··· Information given
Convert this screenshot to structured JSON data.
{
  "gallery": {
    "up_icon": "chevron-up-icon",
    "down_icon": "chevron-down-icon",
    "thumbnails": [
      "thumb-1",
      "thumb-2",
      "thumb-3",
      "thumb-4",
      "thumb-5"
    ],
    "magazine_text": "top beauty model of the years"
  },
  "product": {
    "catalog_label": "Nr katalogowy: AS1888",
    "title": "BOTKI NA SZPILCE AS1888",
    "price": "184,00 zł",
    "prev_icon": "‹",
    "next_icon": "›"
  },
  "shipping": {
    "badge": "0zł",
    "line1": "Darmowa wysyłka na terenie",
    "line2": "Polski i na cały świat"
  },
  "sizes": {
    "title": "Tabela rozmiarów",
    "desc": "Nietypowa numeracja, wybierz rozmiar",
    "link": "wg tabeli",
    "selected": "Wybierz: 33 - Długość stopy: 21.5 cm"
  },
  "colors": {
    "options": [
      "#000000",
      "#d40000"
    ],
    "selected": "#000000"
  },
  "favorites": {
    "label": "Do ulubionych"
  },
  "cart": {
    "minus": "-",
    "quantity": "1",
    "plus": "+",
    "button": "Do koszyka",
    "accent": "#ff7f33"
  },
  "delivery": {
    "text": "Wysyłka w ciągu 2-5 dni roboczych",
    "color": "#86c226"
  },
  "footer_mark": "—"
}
······
What is needed:
Report how many lines of the listing above include the word "chevron". Say nothing but the number.

Solution to this exercise:
2